▶ To do: Look through the listing for the word "Legend". Copy each line that has it.

▶ Supplied records:
┄┄┄┄┄┄

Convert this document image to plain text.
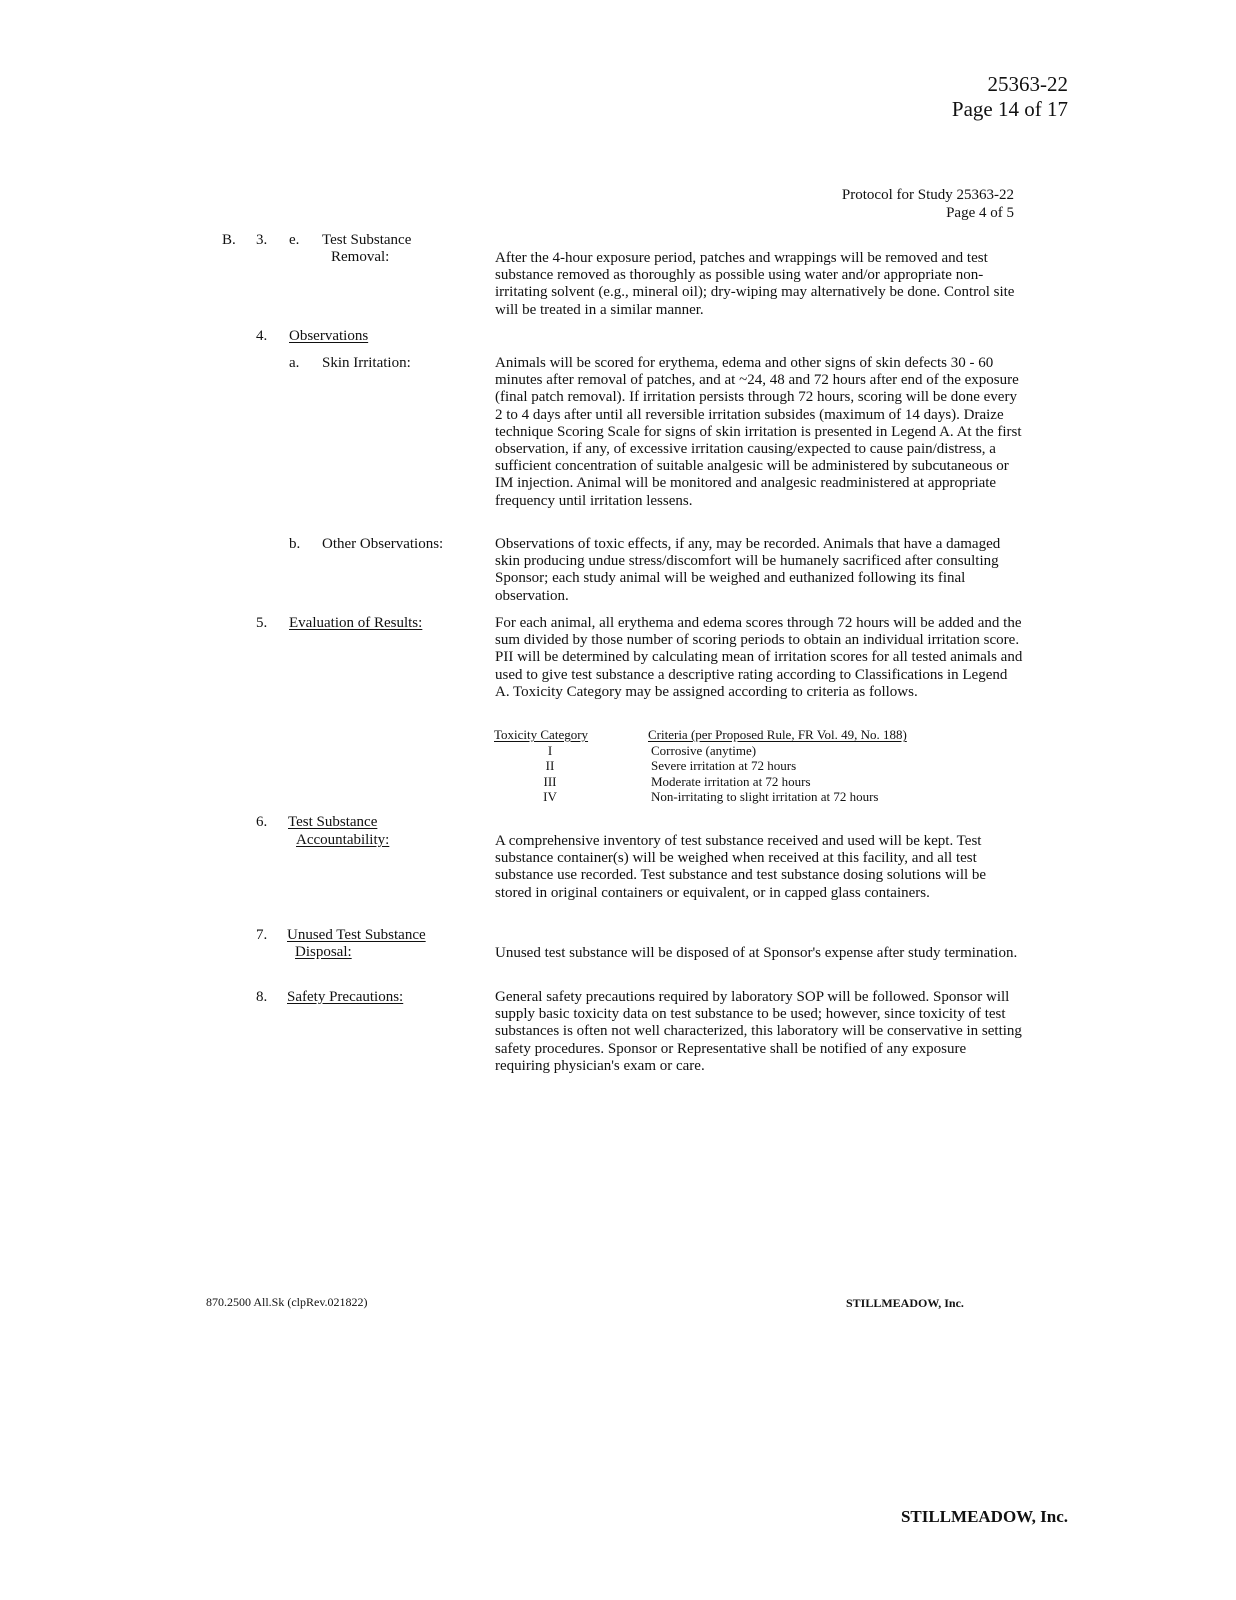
25363-22
Page 14 of 17
Protocol for Study 25363-22
Page 4 of 5
B. 3. e. Test Substance
Removal:	After the 4-hour exposure period, patches and wrappings will be removed and test substance removed as thoroughly as possible using water and/or appropriate non-irritating solvent (e.g., mineral oil); dry-wiping may alternatively be done. Control site will be treated in a similar manner.
4. Observations
a. Skin Irritation:	Animals will be scored for erythema, edema and other signs of skin defects 30 - 60 minutes after removal of patches, and at ~24, 48 and 72 hours after end of the exposure (final patch removal). If irritation persists through 72 hours, scoring will be done every 2 to 4 days after until all reversible irritation subsides (maximum of 14 days). Draize technique Scoring Scale for signs of skin irritation is presented in Legend A. At the first observation, if any, of excessive irritation causing/expected to cause pain/distress, a sufficient concentration of suitable analgesic will be administered by subcutaneous or IM injection. Animal will be monitored and analgesic readministered at appropriate frequency until irritation lessens.
b. Other Observations:	Observations of toxic effects, if any, may be recorded. Animals that have a damaged skin producing undue stress/discomfort will be humanely sacrificed after consulting Sponsor; each study animal will be weighed and euthanized following its final observation.
5. Evaluation of Results:	For each animal, all erythema and edema scores through 72 hours will be added and the sum divided by those number of scoring periods to obtain an individual irritation score. PII will be determined by calculating mean of irritation scores for all tested animals and used to give test substance a descriptive rating according to Classifications in Legend A. Toxicity Category may be assigned according to criteria as follows.
Toxicity Category	Criteria (per Proposed Rule, FR Vol. 49, No. 188)
I	Corrosive (anytime)
II	Severe irritation at 72 hours
III	Moderate irritation at 72 hours
IV	Non-irritating to slight irritation at 72 hours
6. Test Substance
Accountability:	A comprehensive inventory of test substance received and used will be kept. Test substance container(s) will be weighed when received at this facility, and all test substance use recorded. Test substance and test substance dosing solutions will be stored in original containers or equivalent, or in capped glass containers.
7. Unused Test Substance
Disposal:	Unused test substance will be disposed of at Sponsor's expense after study termination.
8. Safety Precautions:	General safety precautions required by laboratory SOP will be followed. Sponsor will supply basic toxicity data on test substance to be used; however, since toxicity of test substances is often not well characterized, this laboratory will be conservative in setting safety procedures. Sponsor or Representative shall be notified of any exposure requiring physician's exam or care.
870.2500 All.Sk (clpRev.021822)	STILLMEADOW, Inc.
STILLMEADOW, Inc.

┄┄┄┄┄┄

▶ The solution:
a. Skin Irritation:	Animals will be scored for erythema, edema and other signs of skin defects 30 - 60 minutes after removal of patches, and at ~24, 48 and 72 hours after end of the exposure (final patch removal). If irritation persists through 72 hours, scoring will be done every 2 to 4 days after until all reversible irritation subsides (maximum of 14 days). Draize technique Scoring Scale for signs of skin irritation is presented in Legend A. At the first observation, if any, of excessive irritation causing/expected to cause pain/distress, a sufficient concentration of suitable analgesic will be administered by subcutaneous or IM injection. Animal will be monitored and analgesic readministered at appropriate frequency until irritation lessens.
5. Evaluation of Results:	For each animal, all erythema and edema scores through 72 hours will be added and the sum divided by those number of scoring periods to obtain an individual irritation score. PII will be determined by calculating mean of irritation scores for all tested animals and used to give test substance a descriptive rating according to Classifications in Legend A. Toxicity Category may be assigned according to criteria as follows.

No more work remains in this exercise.